───── MATERIALS PROVIDED ─────

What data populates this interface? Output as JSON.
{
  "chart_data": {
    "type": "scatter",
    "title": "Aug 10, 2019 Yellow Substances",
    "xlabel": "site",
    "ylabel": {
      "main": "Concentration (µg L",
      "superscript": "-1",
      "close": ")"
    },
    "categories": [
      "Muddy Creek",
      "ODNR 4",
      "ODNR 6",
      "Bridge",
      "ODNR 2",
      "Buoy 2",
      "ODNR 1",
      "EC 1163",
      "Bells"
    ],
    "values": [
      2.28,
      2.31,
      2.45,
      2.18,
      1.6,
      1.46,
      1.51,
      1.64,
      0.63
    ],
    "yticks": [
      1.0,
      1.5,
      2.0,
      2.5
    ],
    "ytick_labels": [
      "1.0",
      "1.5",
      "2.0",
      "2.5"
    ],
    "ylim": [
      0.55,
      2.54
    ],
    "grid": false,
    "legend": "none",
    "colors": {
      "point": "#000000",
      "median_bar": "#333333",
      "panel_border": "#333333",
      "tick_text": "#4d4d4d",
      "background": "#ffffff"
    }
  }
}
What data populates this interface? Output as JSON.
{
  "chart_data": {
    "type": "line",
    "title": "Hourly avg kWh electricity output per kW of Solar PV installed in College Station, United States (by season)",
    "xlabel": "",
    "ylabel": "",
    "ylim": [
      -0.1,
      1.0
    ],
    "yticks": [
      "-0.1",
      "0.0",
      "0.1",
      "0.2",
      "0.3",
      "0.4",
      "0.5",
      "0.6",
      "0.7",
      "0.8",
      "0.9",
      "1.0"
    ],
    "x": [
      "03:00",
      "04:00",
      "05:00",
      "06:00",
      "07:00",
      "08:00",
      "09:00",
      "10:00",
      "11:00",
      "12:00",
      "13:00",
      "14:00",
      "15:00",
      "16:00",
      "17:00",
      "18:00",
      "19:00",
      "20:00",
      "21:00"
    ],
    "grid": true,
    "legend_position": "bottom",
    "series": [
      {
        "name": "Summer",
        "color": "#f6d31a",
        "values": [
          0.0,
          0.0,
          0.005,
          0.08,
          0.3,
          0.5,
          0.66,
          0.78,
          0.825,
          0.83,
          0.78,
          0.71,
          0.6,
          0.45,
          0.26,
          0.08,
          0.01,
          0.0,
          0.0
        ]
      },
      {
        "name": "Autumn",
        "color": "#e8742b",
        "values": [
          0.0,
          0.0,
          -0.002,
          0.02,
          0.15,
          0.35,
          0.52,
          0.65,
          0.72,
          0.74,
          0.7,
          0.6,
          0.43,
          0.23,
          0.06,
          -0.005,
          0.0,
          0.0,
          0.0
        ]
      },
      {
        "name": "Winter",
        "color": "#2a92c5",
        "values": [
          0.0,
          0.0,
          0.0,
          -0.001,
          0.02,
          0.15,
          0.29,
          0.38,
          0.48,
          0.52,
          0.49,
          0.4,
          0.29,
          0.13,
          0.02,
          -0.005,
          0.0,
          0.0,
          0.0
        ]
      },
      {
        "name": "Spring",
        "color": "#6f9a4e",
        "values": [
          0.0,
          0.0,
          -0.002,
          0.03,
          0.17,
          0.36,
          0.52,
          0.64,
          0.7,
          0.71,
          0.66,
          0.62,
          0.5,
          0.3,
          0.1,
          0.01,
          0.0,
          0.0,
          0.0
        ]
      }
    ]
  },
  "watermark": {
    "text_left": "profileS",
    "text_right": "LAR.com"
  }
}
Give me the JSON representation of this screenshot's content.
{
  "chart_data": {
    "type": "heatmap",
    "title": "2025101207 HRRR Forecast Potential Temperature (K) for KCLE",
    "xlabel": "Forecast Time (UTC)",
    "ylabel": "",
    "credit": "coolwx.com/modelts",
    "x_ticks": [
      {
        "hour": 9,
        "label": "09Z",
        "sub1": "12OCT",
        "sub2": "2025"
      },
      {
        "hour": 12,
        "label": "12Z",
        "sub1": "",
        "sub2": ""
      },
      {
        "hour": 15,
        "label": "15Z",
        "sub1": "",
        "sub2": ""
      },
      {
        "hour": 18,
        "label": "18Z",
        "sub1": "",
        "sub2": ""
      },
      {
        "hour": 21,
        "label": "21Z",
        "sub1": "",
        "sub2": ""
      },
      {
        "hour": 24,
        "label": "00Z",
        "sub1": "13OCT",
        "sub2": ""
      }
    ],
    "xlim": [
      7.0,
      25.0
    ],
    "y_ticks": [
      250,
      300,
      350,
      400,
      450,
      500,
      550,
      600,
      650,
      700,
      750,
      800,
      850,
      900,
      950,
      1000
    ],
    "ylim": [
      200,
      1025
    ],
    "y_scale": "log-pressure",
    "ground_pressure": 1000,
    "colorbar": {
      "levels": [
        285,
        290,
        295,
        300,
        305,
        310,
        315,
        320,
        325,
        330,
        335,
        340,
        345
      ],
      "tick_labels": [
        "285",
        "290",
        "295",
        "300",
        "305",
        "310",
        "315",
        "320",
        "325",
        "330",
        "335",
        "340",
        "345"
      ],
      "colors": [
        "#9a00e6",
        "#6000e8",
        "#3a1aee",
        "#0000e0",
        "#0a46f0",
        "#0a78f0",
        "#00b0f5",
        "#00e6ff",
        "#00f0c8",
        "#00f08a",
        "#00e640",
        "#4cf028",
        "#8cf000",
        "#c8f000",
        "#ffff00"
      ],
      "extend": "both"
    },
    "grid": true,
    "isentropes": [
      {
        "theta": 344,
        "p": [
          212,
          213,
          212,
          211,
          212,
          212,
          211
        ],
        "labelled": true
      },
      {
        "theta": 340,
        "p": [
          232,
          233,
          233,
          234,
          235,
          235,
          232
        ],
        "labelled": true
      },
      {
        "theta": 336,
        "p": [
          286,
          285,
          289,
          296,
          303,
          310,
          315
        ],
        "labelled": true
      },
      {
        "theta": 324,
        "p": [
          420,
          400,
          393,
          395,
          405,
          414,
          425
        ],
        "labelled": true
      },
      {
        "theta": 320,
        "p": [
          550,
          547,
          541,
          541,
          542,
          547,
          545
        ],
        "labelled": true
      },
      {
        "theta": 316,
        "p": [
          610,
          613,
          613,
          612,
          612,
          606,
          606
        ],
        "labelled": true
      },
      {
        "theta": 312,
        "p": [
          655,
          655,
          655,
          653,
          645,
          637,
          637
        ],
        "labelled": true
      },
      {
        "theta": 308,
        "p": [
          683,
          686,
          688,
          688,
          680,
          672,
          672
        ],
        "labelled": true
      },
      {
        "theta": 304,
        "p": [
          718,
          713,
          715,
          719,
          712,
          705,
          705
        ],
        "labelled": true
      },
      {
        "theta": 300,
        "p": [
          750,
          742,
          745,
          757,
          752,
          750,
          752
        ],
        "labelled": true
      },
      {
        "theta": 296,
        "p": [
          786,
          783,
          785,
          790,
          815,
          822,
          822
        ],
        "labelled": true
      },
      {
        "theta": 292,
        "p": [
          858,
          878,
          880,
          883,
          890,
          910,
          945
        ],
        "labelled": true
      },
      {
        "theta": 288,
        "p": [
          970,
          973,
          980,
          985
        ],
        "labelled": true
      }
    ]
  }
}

─────

» REQUEST: Output the records verbatim, from the first line to the last.

» SOLUTION TO THE PROBLEM:
What data populates this interface? Output as JSON.
{
  "chart_data": {
    "type": "scatter",
    "title": "Aug 10, 2019 Yellow Substances",
    "xlabel": "site",
    "ylabel": {
      "main": "Concentration (µg L",
      "superscript": "-1",
      "close": ")"
    },
    "categories": [
      "Muddy Creek",
      "ODNR 4",
      "ODNR 6",
      "Bridge",
      "ODNR 2",
      "Buoy 2",
      "ODNR 1",
      "EC 1163",
      "Bells"
    ],
    "values": [
      2.28,
      2.31,
      2.45,
      2.18,
      1.6,
      1.46,
      1.51,
      1.64,
      0.63
    ],
    "yticks": [
      1.0,
      1.5,
      2.0,
      2.5
    ],
    "ytick_labels": [
      "1.0",
      "1.5",
      "2.0",
      "2.5"
    ],
    "ylim": [
      0.55,
      2.54
    ],
    "grid": false,
    "legend": "none",
    "colors": {
      "point": "#000000",
      "median_bar": "#333333",
      "panel_border": "#333333",
      "tick_text": "#4d4d4d",
      "background": "#ffffff"
    }
  }
}
What data populates this interface? Output as JSON.
{
  "chart_data": {
    "type": "line",
    "title": "Hourly avg kWh electricity output per kW of Solar PV installed in College Station, United States (by season)",
    "xlabel": "",
    "ylabel": "",
    "ylim": [
      -0.1,
      1.0
    ],
    "yticks": [
      "-0.1",
      "0.0",
      "0.1",
      "0.2",
      "0.3",
      "0.4",
      "0.5",
      "0.6",
      "0.7",
      "0.8",
      "0.9",
      "1.0"
    ],
    "x": [
      "03:00",
      "04:00",
      "05:00",
      "06:00",
      "07:00",
      "08:00",
      "09:00",
      "10:00",
      "11:00",
      "12:00",
      "13:00",
      "14:00",
      "15:00",
      "16:00",
      "17:00",
      "18:00",
      "19:00",
      "20:00",
      "21:00"
    ],
    "grid": true,
    "legend_position": "bottom",
    "series": [
      {
        "name": "Summer",
        "color": "#f6d31a",
        "values": [
          0.0,
          0.0,
          0.005,
          0.08,
          0.3,
          0.5,
          0.66,
          0.78,
          0.825,
          0.83,
          0.78,
          0.71,
          0.6,
          0.45,
          0.26,
          0.08,
          0.01,
          0.0,
          0.0
        ]
      },
      {
        "name": "Autumn",
        "color": "#e8742b",
        "values": [
          0.0,
          0.0,
          -0.002,
          0.02,
          0.15,
          0.35,
          0.52,
          0.65,
          0.72,
          0.74,
          0.7,
          0.6,
          0.43,
          0.23,
          0.06,
          -0.005,
          0.0,
          0.0,
          0.0
        ]
      },
      {
        "name": "Winter",
        "color": "#2a92c5",
        "values": [
          0.0,
          0.0,
          0.0,
          -0.001,
          0.02,
          0.15,
          0.29,
          0.38,
          0.48,
          0.52,
          0.49,
          0.4,
          0.29,
          0.13,
          0.02,
          -0.005,
          0.0,
          0.0,
          0.0
        ]
      },
      {
        "name": "Spring",
        "color": "#6f9a4e",
        "values": [
          0.0,
          0.0,
          -0.002,
          0.03,
          0.17,
          0.36,
          0.52,
          0.64,
          0.7,
          0.71,
          0.66,
          0.62,
          0.5,
          0.3,
          0.1,
          0.01,
          0.0,
          0.0,
          0.0
        ]
      }
    ]
  },
  "watermark": {
    "text_left": "profileS",
    "text_right": "LAR.com"
  }
}
Give me the JSON representation of this screenshot's content.
{
  "chart_data": {
    "type": "heatmap",
    "title": "2025101207 HRRR Forecast Potential Temperature (K) for KCLE",
    "xlabel": "Forecast Time (UTC)",
    "ylabel": "",
    "credit": "coolwx.com/modelts",
    "x_ticks": [
      {
        "hour": 9,
        "label": "09Z",
        "sub1": "12OCT",
        "sub2": "2025"
      },
      {
        "hour": 12,
        "label": "12Z",
        "sub1": "",
        "sub2": ""
      },
      {
        "hour": 15,
        "label": "15Z",
        "sub1": "",
        "sub2": ""
      },
      {
        "hour": 18,
        "label": "18Z",
        "sub1": "",
        "sub2": ""
      },
      {
        "hour": 21,
        "label": "21Z",
        "sub1": "",
        "sub2": ""
      },
      {
        "hour": 24,
        "label": "00Z",
        "sub1": "13OCT",
        "sub2": ""
      }
    ],
    "xlim": [
      7.0,
      25.0
    ],
    "y_ticks": [
      250,
      300,
      350,
      400,
      450,
      500,
      550,
      600,
      650,
      700,
      750,
      800,
      850,
      900,
      950,
      1000
    ],
    "ylim": [
      200,
      1025
    ],
    "y_scale": "log-pressure",
    "ground_pressure": 1000,
    "colorbar": {
      "levels": [
        285,
        290,
        295,
        300,
        305,
        310,
        315,
        320,
        325,
        330,
        335,
        340,
        345
      ],
      "tick_labels": [
        "285",
        "290",
        "295",
        "300",
        "305",
        "310",
        "315",
        "320",
        "325",
        "330",
        "335",
        "340",
        "345"
      ],
      "colors": [
        "#9a00e6",
        "#6000e8",
        "#3a1aee",
        "#0000e0",
        "#0a46f0",
        "#0a78f0",
        "#00b0f5",
        "#00e6ff",
        "#00f0c8",
        "#00f08a",
        "#00e640",
        "#4cf028",
        "#8cf000",
        "#c8f000",
        "#ffff00"
      ],
      "extend": "both"
    },
    "grid": true,
    "isentropes": [
      {
        "theta": 344,
        "p": [
          212,
          213,
          212,
          211,
          212,
          212,
          211
        ],
        "labelled": true
      },
      {
        "theta": 340,
        "p": [
          232,
          233,
          233,
          234,
          235,
          235,
          232
        ],
        "labelled": true
      },
      {
        "theta": 336,
        "p": [
          286,
          285,
          289,
          296,
          303,
          310,
          315
        ],
        "labelled": true
      },
      {
        "theta": 324,
        "p": [
          420,
          400,
          393,
          395,
          405,
          414,
          425
        ],
        "labelled": true
      },
      {
        "theta": 320,
        "p": [
          550,
          547,
          541,
          541,
          542,
          547,
          545
        ],
        "labelled": true
      },
      {
        "theta": 316,
        "p": [
          610,
          613,
          613,
          612,
          612,
          606,
          606
        ],
        "labelled": true
      },
      {
        "theta": 312,
        "p": [
          655,
          655,
          655,
          653,
          645,
          637,
          637
        ],
        "labelled": true
      },
      {
        "theta": 308,
        "p": [
          683,
          686,
          688,
          688,
          680,
          672,
          672
        ],
        "labelled": true
      },
      {
        "theta": 304,
        "p": [
          718,
          713,
          715,
          719,
          712,
          705,
          705
        ],
        "labelled": true
      },
      {
        "theta": 300,
        "p": [
          750,
          742,
          745,
          757,
          752,
          750,
          752
        ],
        "labelled": true
      },
      {
        "theta": 296,
        "p": [
          786,
          783,
          785,
          790,
          815,
          822,
          822
        ],
        "labelled": true
      },
      {
        "theta": 292,
        "p": [
          858,
          878,
          880,
          883,
          890,
          910,
          945
        ],
        "labelled": true
      },
      {
        "theta": 288,
        "p": [
          970,
          973,
          980,
          985
        ],
        "labelled": true
      }
    ]
  }
}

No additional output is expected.